Exercise aim
Write each line out exactly, leaving none out.

Dataset rows about figures
__________

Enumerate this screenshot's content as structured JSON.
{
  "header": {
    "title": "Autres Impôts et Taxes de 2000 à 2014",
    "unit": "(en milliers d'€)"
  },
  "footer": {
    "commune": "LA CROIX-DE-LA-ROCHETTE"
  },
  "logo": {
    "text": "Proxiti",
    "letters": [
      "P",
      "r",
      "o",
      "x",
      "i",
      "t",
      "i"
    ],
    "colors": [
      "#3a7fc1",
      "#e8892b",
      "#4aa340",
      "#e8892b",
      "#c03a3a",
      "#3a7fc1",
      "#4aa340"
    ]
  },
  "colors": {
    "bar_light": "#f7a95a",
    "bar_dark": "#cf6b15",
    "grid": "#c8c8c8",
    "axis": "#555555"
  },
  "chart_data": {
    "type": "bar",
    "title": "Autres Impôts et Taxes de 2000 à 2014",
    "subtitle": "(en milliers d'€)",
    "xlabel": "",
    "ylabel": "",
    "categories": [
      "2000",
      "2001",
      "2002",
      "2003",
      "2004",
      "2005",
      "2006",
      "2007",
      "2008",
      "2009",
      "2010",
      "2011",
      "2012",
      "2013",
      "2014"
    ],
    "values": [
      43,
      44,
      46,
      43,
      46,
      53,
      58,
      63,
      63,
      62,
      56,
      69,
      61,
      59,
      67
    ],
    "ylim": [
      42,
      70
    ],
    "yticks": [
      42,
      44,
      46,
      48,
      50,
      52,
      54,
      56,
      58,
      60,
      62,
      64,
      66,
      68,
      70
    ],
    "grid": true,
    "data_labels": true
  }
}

__________

Final answer
Enumerate this screenshot's content as structured JSON.
{
  "header": {
    "title": "Autres Impôts et Taxes de 2000 à 2014",
    "unit": "(en milliers d'€)"
  },
  "footer": {
    "commune": "LA CROIX-DE-LA-ROCHETTE"
  },
  "logo": {
    "text": "Proxiti",
    "letters": [
      "P",
      "r",
      "o",
      "x",
      "i",
      "t",
      "i"
    ],
    "colors": [
      "#3a7fc1",
      "#e8892b",
      "#4aa340",
      "#e8892b",
      "#c03a3a",
      "#3a7fc1",
      "#4aa340"
    ]
  },
  "colors": {
    "bar_light": "#f7a95a",
    "bar_dark": "#cf6b15",
    "grid": "#c8c8c8",
    "axis": "#555555"
  },
  "chart_data": {
    "type": "bar",
    "title": "Autres Impôts et Taxes de 2000 à 2014",
    "subtitle": "(en milliers d'€)",
    "xlabel": "",
    "ylabel": "",
    "categories": [
      "2000",
      "2001",
      "2002",
      "2003",
      "2004",
      "2005",
      "2006",
      "2007",
      "2008",
      "2009",
      "2010",
      "2011",
      "2012",
      "2013",
      "2014"
    ],
    "values": [
      43,
      44,
      46,
      43,
      46,
      53,
      58,
      63,
      63,
      62,
      56,
      69,
      61,
      59,
      67
    ],
    "ylim": [
      42,
      70
    ],
    "yticks": [
      42,
      44,
      46,
      48,
      50,
      52,
      54,
      56,
      58,
      60,
      62,
      64,
      66,
      68,
      70
    ],
    "grid": true,
    "data_labels": true
  }
}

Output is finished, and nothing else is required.